*** Recorded information ***
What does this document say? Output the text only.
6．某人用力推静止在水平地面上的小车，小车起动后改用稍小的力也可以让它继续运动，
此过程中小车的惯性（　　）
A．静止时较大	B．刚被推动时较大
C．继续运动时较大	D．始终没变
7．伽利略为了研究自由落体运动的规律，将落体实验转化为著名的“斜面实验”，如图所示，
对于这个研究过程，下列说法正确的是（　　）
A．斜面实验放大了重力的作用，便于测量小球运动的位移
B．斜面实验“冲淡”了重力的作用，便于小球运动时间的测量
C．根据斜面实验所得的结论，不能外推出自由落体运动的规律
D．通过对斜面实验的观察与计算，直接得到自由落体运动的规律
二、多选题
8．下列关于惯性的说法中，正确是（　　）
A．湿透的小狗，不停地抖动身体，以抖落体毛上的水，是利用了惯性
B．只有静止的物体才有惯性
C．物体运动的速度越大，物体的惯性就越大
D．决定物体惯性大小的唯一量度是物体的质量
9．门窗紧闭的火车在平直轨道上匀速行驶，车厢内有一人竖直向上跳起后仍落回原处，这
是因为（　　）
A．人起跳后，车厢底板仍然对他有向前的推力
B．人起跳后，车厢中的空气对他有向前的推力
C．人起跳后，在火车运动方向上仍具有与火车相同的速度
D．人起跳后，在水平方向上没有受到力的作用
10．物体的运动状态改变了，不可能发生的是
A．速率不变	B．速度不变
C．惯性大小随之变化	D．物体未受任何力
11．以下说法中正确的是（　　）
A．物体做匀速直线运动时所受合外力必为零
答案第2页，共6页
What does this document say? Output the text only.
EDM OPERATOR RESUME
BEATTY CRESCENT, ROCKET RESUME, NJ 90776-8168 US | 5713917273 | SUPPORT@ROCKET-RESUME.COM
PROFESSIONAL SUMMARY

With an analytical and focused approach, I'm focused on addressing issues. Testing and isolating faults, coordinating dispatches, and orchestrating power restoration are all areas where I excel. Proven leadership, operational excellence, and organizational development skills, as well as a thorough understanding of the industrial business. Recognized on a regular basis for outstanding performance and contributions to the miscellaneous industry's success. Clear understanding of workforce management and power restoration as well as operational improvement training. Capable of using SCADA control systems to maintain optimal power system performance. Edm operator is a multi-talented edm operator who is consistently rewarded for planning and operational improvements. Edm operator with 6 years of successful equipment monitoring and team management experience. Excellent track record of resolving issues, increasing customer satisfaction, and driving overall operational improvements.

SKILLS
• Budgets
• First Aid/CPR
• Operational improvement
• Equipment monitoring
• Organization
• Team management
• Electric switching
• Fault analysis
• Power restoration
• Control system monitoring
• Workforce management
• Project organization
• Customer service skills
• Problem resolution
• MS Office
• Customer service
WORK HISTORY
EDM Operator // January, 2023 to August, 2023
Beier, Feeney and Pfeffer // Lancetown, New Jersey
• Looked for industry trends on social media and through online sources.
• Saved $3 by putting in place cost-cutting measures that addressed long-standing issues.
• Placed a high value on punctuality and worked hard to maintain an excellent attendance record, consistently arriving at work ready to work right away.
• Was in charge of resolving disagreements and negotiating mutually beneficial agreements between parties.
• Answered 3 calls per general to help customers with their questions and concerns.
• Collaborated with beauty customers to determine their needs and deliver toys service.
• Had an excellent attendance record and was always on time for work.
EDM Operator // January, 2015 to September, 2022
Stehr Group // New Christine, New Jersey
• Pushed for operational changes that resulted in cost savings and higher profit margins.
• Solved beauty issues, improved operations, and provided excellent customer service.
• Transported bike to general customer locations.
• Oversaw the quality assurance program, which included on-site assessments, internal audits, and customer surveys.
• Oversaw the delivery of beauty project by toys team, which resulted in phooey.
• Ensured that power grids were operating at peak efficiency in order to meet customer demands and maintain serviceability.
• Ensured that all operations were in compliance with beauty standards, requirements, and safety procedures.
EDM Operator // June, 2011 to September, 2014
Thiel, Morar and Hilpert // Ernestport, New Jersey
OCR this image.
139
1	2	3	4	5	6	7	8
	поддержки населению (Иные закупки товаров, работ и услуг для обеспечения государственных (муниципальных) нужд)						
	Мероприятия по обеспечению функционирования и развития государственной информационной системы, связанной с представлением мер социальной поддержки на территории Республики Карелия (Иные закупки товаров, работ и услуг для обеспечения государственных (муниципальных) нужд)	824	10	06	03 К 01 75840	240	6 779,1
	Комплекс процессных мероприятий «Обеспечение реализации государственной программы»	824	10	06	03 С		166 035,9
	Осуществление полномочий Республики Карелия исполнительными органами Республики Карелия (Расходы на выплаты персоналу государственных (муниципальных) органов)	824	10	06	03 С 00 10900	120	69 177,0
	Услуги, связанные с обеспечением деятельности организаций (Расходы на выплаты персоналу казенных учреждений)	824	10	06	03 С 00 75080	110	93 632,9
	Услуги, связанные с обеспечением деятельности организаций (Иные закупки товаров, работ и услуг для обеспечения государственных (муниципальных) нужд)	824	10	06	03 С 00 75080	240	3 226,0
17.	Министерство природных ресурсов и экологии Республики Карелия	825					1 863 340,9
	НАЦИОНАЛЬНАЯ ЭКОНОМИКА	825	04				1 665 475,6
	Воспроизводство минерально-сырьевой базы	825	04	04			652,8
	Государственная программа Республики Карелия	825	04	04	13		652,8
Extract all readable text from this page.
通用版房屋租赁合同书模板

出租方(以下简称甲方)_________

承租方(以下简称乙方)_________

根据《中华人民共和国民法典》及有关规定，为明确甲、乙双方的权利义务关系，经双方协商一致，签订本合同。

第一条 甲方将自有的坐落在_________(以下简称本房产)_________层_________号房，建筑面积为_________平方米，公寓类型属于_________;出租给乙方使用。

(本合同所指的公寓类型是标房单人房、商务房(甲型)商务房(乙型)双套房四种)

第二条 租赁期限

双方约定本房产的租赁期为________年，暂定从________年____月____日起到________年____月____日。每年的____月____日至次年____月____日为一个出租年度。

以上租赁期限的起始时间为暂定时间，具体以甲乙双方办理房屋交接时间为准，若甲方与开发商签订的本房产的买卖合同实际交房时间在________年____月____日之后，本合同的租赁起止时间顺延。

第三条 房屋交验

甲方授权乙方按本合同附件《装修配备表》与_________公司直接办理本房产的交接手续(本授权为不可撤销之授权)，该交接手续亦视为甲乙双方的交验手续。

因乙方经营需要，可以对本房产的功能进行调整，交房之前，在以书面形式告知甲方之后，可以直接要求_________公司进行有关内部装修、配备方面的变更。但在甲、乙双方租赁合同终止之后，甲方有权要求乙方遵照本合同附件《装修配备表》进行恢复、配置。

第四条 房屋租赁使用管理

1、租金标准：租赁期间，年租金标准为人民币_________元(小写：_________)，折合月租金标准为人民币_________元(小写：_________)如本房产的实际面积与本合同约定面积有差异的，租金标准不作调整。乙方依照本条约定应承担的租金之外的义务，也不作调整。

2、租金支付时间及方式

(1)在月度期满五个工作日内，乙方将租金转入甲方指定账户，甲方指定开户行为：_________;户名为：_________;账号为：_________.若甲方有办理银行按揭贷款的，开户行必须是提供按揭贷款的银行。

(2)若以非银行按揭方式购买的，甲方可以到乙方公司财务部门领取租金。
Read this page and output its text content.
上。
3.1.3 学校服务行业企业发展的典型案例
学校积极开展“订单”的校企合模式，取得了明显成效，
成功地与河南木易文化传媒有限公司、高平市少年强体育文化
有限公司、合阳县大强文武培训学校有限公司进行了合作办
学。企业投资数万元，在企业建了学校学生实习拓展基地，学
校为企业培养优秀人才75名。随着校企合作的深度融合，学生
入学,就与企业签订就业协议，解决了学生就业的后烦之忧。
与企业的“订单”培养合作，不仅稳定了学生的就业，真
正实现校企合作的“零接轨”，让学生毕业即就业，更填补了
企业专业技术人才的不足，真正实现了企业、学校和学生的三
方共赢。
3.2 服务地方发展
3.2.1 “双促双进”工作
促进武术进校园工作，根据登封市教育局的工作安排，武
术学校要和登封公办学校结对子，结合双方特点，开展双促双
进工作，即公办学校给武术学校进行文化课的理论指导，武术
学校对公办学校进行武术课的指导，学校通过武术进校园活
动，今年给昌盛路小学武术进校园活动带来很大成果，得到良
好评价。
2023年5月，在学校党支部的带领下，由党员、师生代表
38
***
Stated exercise: Extract every line from the one containing "Read this page and output its text content." to the end of the entries, including both of those lines, exactly as given and with nothing added.

Answer for this exercise:
Read this page and output its text content.
上。
3.1.3 学校服务行业企业发展的典型案例
学校积极开展“订单”的校企合模式，取得了明显成效，
成功地与河南木易文化传媒有限公司、高平市少年强体育文化
有限公司、合阳县大强文武培训学校有限公司进行了合作办
学。企业投资数万元，在企业建了学校学生实习拓展基地，学
校为企业培养优秀人才75名。随着校企合作的深度融合，学生
入学,就与企业签订就业协议，解决了学生就业的后烦之忧。
与企业的“订单”培养合作，不仅稳定了学生的就业，真
正实现校企合作的“零接轨”，让学生毕业即就业，更填补了
企业专业技术人才的不足，真正实现了企业、学校和学生的三
方共赢。
3.2 服务地方发展
3.2.1 “双促双进”工作
促进武术进校园工作，根据登封市教育局的工作安排，武
术学校要和登封公办学校结对子，结合双方特点，开展双促双
进工作，即公办学校给武术学校进行文化课的理论指导，武术
学校对公办学校进行武术课的指导，学校通过武术进校园活
动，今年给昌盛路小学武术进校园活动带来很大成果，得到良
好评价。
2023年5月，在学校党支部的带领下，由党员、师生代表
38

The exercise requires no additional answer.